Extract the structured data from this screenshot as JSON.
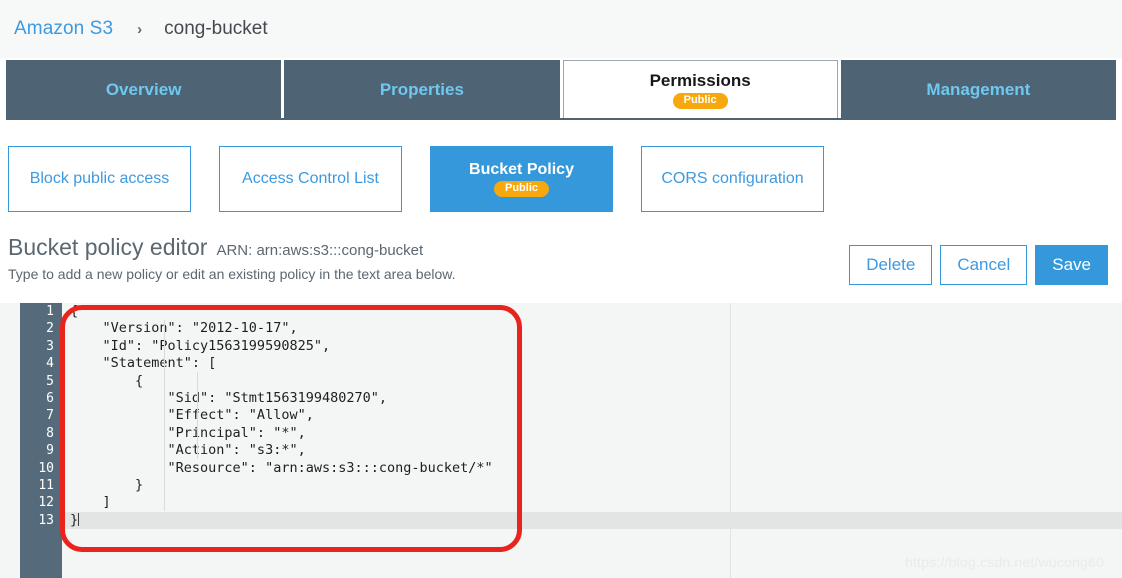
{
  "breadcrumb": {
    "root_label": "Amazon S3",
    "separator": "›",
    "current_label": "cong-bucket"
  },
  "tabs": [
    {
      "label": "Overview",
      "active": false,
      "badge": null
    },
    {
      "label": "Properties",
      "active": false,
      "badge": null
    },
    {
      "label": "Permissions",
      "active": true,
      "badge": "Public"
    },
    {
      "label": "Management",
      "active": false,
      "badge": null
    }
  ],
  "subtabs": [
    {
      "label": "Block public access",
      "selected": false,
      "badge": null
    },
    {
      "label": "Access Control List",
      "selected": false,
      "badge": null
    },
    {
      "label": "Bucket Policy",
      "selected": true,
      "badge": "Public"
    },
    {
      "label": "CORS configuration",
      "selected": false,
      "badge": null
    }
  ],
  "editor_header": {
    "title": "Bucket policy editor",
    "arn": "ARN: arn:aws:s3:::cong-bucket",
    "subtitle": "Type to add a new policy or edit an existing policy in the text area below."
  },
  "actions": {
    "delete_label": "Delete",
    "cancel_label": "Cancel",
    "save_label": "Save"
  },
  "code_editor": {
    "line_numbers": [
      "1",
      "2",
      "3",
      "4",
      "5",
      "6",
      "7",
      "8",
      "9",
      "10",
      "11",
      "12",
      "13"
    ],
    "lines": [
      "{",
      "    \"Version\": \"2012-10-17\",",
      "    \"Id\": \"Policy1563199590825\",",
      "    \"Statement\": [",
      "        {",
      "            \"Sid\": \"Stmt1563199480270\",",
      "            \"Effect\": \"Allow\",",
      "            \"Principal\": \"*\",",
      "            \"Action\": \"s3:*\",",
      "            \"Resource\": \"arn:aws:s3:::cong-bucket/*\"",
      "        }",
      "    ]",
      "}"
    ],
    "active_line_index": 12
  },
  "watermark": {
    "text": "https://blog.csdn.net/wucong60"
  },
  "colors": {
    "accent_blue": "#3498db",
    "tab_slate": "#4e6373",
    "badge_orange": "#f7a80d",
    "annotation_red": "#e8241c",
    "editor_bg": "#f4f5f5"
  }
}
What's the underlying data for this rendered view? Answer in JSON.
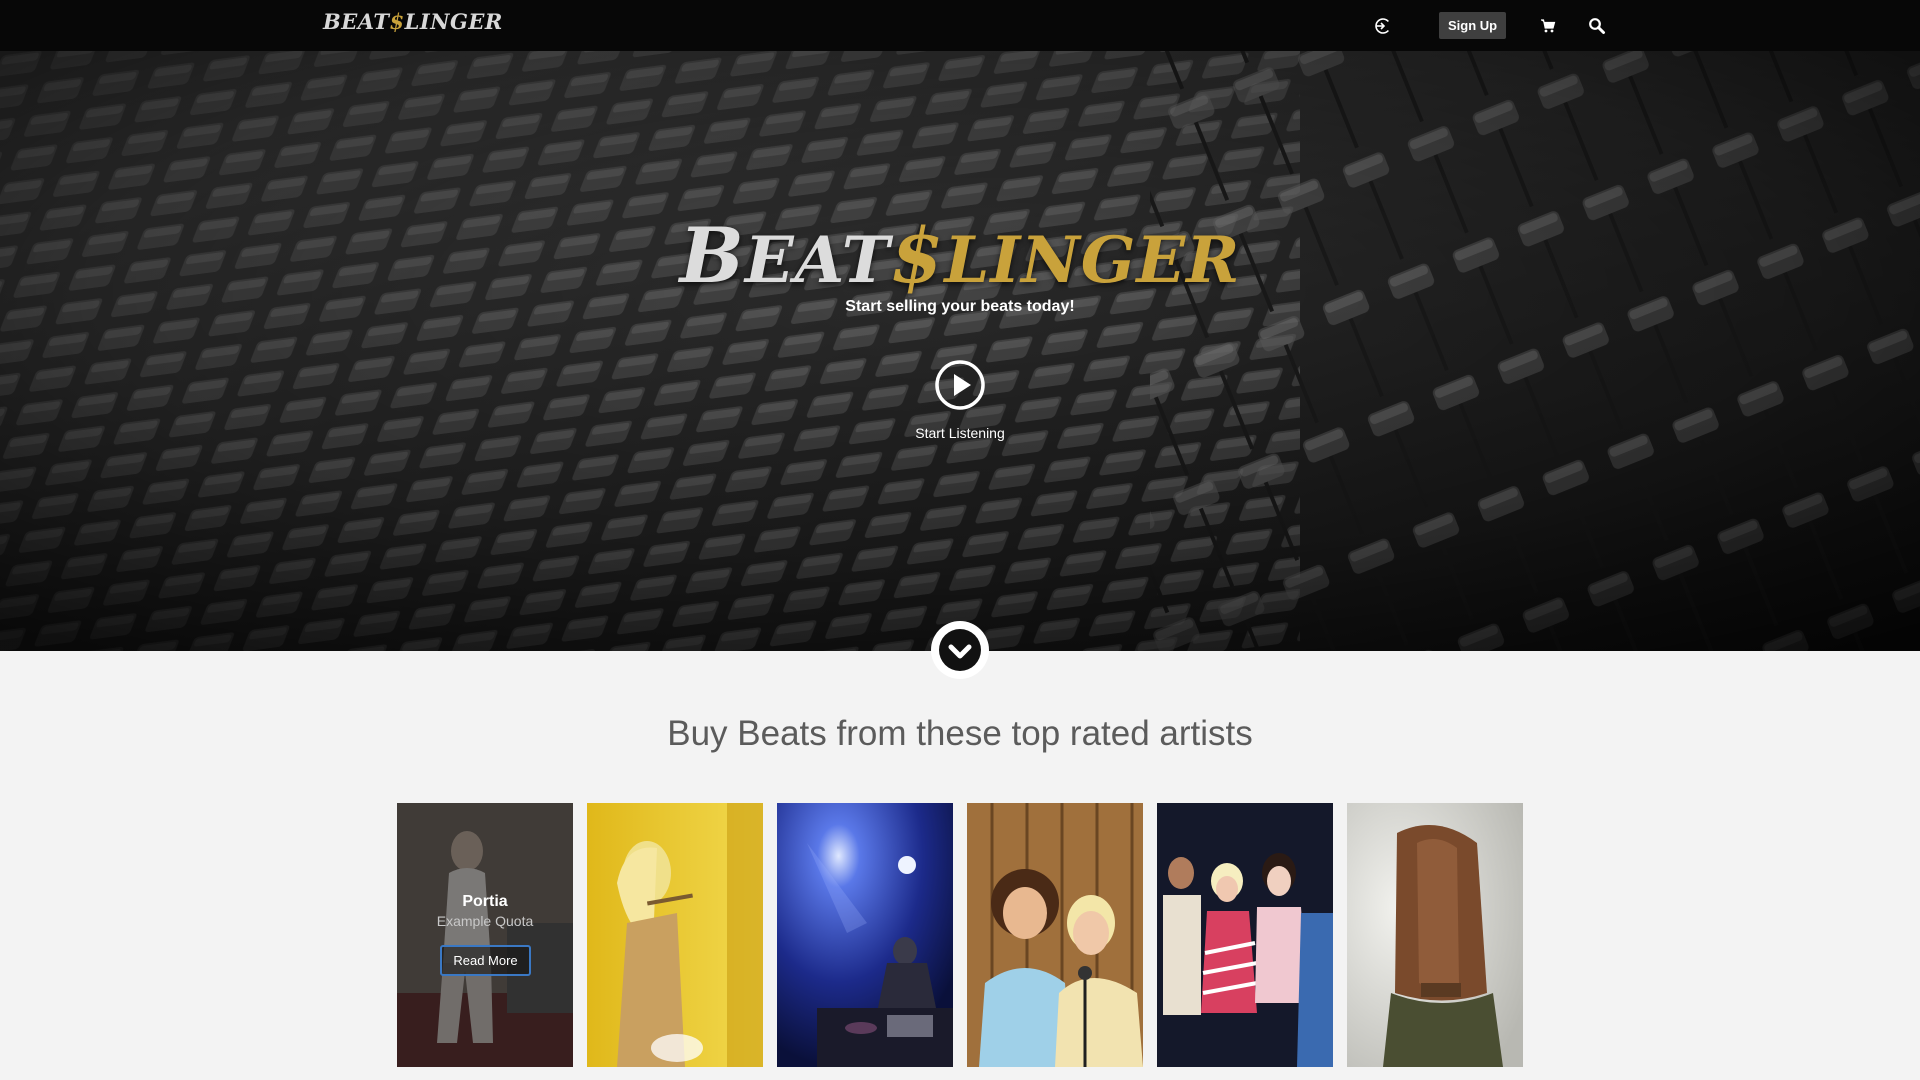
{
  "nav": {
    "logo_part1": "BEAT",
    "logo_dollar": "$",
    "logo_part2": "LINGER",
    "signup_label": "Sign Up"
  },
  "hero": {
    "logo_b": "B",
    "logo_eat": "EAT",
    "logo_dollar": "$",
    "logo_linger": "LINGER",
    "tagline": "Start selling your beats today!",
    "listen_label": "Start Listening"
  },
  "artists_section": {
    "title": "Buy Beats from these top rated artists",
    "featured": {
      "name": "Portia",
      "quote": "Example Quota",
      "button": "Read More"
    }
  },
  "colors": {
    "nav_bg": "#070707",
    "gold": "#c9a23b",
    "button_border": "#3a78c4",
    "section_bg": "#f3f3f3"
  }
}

_Your goal_. Pictures aside, set down the lines from the one containing "What's the underlying" through the end of the records above, exactly and only those.

_Output for this exercise_.
What's the underlying data for this rendered view? Answer in JSON.
{
  "nav": {
    "logo_part1": "BEAT",
    "logo_dollar": "$",
    "logo_part2": "LINGER",
    "signup_label": "Sign Up"
  },
  "hero": {
    "logo_b": "B",
    "logo_eat": "EAT",
    "logo_dollar": "$",
    "logo_linger": "LINGER",
    "tagline": "Start selling your beats today!",
    "listen_label": "Start Listening"
  },
  "artists_section": {
    "title": "Buy Beats from these top rated artists",
    "featured": {
      "name": "Portia",
      "quote": "Example Quota",
      "button": "Read More"
    }
  },
  "colors": {
    "nav_bg": "#070707",
    "gold": "#c9a23b",
    "button_border": "#3a78c4",
    "section_bg": "#f3f3f3"
  }
}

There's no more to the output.